**Prompt**. Restate the complete material exactly.

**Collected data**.

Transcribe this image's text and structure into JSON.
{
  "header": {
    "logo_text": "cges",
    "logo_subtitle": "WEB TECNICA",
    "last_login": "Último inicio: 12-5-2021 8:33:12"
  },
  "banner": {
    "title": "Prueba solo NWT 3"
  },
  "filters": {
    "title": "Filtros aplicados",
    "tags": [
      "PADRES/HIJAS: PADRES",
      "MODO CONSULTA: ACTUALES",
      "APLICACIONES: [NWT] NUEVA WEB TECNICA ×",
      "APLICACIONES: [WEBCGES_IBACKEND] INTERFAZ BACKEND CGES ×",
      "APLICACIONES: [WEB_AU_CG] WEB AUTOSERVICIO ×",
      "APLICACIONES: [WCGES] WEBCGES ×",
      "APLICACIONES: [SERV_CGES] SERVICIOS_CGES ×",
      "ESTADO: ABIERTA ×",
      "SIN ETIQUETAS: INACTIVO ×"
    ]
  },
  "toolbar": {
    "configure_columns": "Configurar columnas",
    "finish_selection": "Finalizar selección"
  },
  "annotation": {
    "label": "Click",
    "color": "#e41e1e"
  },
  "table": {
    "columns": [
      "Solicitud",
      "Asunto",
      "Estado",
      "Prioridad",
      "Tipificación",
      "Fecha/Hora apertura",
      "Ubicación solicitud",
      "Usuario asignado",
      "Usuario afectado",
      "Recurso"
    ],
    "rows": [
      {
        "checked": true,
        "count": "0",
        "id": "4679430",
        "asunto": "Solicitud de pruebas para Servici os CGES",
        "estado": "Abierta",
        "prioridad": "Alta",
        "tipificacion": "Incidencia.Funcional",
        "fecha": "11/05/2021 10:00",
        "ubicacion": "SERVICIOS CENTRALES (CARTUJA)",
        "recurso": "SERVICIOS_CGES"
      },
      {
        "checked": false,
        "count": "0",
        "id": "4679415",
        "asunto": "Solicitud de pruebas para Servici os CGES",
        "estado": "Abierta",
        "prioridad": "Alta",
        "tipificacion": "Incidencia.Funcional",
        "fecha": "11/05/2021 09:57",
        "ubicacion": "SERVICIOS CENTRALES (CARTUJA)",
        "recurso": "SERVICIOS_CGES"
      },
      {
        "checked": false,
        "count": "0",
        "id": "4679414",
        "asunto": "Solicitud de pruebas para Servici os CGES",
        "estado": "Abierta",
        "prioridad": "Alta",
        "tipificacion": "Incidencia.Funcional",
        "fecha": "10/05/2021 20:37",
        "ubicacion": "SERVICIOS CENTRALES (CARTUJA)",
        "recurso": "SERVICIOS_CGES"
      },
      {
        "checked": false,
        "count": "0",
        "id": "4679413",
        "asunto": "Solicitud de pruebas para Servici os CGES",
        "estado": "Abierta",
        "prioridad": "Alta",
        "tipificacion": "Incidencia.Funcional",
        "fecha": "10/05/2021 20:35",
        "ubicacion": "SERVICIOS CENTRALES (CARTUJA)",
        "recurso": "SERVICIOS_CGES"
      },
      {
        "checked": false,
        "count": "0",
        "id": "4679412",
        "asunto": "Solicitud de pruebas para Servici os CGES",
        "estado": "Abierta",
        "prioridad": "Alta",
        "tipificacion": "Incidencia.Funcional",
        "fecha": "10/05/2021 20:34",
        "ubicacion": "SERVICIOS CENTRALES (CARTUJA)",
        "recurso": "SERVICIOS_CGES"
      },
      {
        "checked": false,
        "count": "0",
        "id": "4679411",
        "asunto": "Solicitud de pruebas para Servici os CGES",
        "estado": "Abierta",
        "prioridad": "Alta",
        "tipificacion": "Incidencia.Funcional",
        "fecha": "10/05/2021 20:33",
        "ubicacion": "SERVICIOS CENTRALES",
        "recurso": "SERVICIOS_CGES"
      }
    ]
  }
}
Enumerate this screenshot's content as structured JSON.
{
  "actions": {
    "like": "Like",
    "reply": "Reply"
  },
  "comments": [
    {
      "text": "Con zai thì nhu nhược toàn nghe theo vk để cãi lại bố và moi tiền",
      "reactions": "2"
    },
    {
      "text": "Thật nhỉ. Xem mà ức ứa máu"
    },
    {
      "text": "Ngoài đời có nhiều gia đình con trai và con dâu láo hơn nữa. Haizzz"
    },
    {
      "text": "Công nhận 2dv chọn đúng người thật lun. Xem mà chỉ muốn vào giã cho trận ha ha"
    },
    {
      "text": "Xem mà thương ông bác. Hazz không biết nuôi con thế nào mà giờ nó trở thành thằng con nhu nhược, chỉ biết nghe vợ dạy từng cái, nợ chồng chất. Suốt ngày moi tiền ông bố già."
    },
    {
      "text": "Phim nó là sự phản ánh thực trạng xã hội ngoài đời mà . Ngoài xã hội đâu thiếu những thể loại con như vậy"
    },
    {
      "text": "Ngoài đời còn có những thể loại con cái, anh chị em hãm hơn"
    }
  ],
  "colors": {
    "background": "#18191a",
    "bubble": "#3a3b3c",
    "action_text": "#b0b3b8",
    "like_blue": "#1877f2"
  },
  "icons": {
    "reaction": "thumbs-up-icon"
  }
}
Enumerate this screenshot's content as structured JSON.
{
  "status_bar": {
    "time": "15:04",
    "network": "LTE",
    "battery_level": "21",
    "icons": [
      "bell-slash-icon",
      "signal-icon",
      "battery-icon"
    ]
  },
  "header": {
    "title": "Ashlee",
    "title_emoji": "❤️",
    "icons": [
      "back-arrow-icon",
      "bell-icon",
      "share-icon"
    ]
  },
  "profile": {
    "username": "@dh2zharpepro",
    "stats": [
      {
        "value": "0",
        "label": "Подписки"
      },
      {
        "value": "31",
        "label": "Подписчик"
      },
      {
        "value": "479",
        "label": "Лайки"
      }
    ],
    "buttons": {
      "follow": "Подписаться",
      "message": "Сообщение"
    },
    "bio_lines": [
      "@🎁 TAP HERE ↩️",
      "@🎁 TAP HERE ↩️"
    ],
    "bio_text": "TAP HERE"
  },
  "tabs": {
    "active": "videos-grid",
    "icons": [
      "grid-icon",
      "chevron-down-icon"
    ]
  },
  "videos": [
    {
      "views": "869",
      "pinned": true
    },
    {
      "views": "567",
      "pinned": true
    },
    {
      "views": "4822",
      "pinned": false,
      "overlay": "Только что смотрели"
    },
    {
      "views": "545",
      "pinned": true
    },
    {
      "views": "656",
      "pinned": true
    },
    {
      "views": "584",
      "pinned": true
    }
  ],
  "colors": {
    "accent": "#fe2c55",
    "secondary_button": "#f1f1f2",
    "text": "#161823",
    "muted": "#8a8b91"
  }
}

**Response to the exercise**.
Transcribe this image's text and structure into JSON.
{
  "header": {
    "logo_text": "cges",
    "logo_subtitle": "WEB TECNICA",
    "last_login": "Último inicio: 12-5-2021 8:33:12"
  },
  "banner": {
    "title": "Prueba solo NWT 3"
  },
  "filters": {
    "title": "Filtros aplicados",
    "tags": [
      "PADRES/HIJAS: PADRES",
      "MODO CONSULTA: ACTUALES",
      "APLICACIONES: [NWT] NUEVA WEB TECNICA ×",
      "APLICACIONES: [WEBCGES_IBACKEND] INTERFAZ BACKEND CGES ×",
      "APLICACIONES: [WEB_AU_CG] WEB AUTOSERVICIO ×",
      "APLICACIONES: [WCGES] WEBCGES ×",
      "APLICACIONES: [SERV_CGES] SERVICIOS_CGES ×",
      "ESTADO: ABIERTA ×",
      "SIN ETIQUETAS: INACTIVO ×"
    ]
  },
  "toolbar": {
    "configure_columns": "Configurar columnas",
    "finish_selection": "Finalizar selección"
  },
  "annotation": {
    "label": "Click",
    "color": "#e41e1e"
  },
  "table": {
    "columns": [
      "Solicitud",
      "Asunto",
      "Estado",
      "Prioridad",
      "Tipificación",
      "Fecha/Hora apertura",
      "Ubicación solicitud",
      "Usuario asignado",
      "Usuario afectado",
      "Recurso"
    ],
    "rows": [
      {
        "checked": true,
        "count": "0",
        "id": "4679430",
        "asunto": "Solicitud de pruebas para Servici os CGES",
        "estado": "Abierta",
        "prioridad": "Alta",
        "tipificacion": "Incidencia.Funcional",
        "fecha": "11/05/2021 10:00",
        "ubicacion": "SERVICIOS CENTRALES (CARTUJA)",
        "recurso": "SERVICIOS_CGES"
      },
      {
        "checked": false,
        "count": "0",
        "id": "4679415",
        "asunto": "Solicitud de pruebas para Servici os CGES",
        "estado": "Abierta",
        "prioridad": "Alta",
        "tipificacion": "Incidencia.Funcional",
        "fecha": "11/05/2021 09:57",
        "ubicacion": "SERVICIOS CENTRALES (CARTUJA)",
        "recurso": "SERVICIOS_CGES"
      },
      {
        "checked": false,
        "count": "0",
        "id": "4679414",
        "asunto": "Solicitud de pruebas para Servici os CGES",
        "estado": "Abierta",
        "prioridad": "Alta",
        "tipificacion": "Incidencia.Funcional",
        "fecha": "10/05/2021 20:37",
        "ubicacion": "SERVICIOS CENTRALES (CARTUJA)",
        "recurso": "SERVICIOS_CGES"
      },
      {
        "checked": false,
        "count": "0",
        "id": "4679413",
        "asunto": "Solicitud de pruebas para Servici os CGES",
        "estado": "Abierta",
        "prioridad": "Alta",
        "tipificacion": "Incidencia.Funcional",
        "fecha": "10/05/2021 20:35",
        "ubicacion": "SERVICIOS CENTRALES (CARTUJA)",
        "recurso": "SERVICIOS_CGES"
      },
      {
        "checked": false,
        "count": "0",
        "id": "4679412",
        "asunto": "Solicitud de pruebas para Servici os CGES",
        "estado": "Abierta",
        "prioridad": "Alta",
        "tipificacion": "Incidencia.Funcional",
        "fecha": "10/05/2021 20:34",
        "ubicacion": "SERVICIOS CENTRALES (CARTUJA)",
        "recurso": "SERVICIOS_CGES"
      },
      {
        "checked": false,
        "count": "0",
        "id": "4679411",
        "asunto": "Solicitud de pruebas para Servici os CGES",
        "estado": "Abierta",
        "prioridad": "Alta",
        "tipificacion": "Incidencia.Funcional",
        "fecha": "10/05/2021 20:33",
        "ubicacion": "SERVICIOS CENTRALES",
        "recurso": "SERVICIOS_CGES"
      }
    ]
  }
}
Enumerate this screenshot's content as structured JSON.
{
  "actions": {
    "like": "Like",
    "reply": "Reply"
  },
  "comments": [
    {
      "text": "Con zai thì nhu nhược toàn nghe theo vk để cãi lại bố và moi tiền",
      "reactions": "2"
    },
    {
      "text": "Thật nhỉ. Xem mà ức ứa máu"
    },
    {
      "text": "Ngoài đời có nhiều gia đình con trai và con dâu láo hơn nữa. Haizzz"
    },
    {
      "text": "Công nhận 2dv chọn đúng người thật lun. Xem mà chỉ muốn vào giã cho trận ha ha"
    },
    {
      "text": "Xem mà thương ông bác. Hazz không biết nuôi con thế nào mà giờ nó trở thành thằng con nhu nhược, chỉ biết nghe vợ dạy từng cái, nợ chồng chất. Suốt ngày moi tiền ông bố già."
    },
    {
      "text": "Phim nó là sự phản ánh thực trạng xã hội ngoài đời mà . Ngoài xã hội đâu thiếu những thể loại con như vậy"
    },
    {
      "text": "Ngoài đời còn có những thể loại con cái, anh chị em hãm hơn"
    }
  ],
  "colors": {
    "background": "#18191a",
    "bubble": "#3a3b3c",
    "action_text": "#b0b3b8",
    "like_blue": "#1877f2"
  },
  "icons": {
    "reaction": "thumbs-up-icon"
  }
}
Enumerate this screenshot's content as structured JSON.
{
  "status_bar": {
    "time": "15:04",
    "network": "LTE",
    "battery_level": "21",
    "icons": [
      "bell-slash-icon",
      "signal-icon",
      "battery-icon"
    ]
  },
  "header": {
    "title": "Ashlee",
    "title_emoji": "❤️",
    "icons": [
      "back-arrow-icon",
      "bell-icon",
      "share-icon"
    ]
  },
  "profile": {
    "username": "@dh2zharpepro",
    "stats": [
      {
        "value": "0",
        "label": "Подписки"
      },
      {
        "value": "31",
        "label": "Подписчик"
      },
      {
        "value": "479",
        "label": "Лайки"
      }
    ],
    "buttons": {
      "follow": "Подписаться",
      "message": "Сообщение"
    },
    "bio_lines": [
      "@🎁 TAP HERE ↩️",
      "@🎁 TAP HERE ↩️"
    ],
    "bio_text": "TAP HERE"
  },
  "tabs": {
    "active": "videos-grid",
    "icons": [
      "grid-icon",
      "chevron-down-icon"
    ]
  },
  "videos": [
    {
      "views": "869",
      "pinned": true
    },
    {
      "views": "567",
      "pinned": true
    },
    {
      "views": "4822",
      "pinned": false,
      "overlay": "Только что смотрели"
    },
    {
      "views": "545",
      "pinned": true
    },
    {
      "views": "656",
      "pinned": true
    },
    {
      "views": "584",
      "pinned": true
    }
  ],
  "colors": {
    "accent": "#fe2c55",
    "secondary_button": "#f1f1f2",
    "text": "#161823",
    "muted": "#8a8b91"
  }
}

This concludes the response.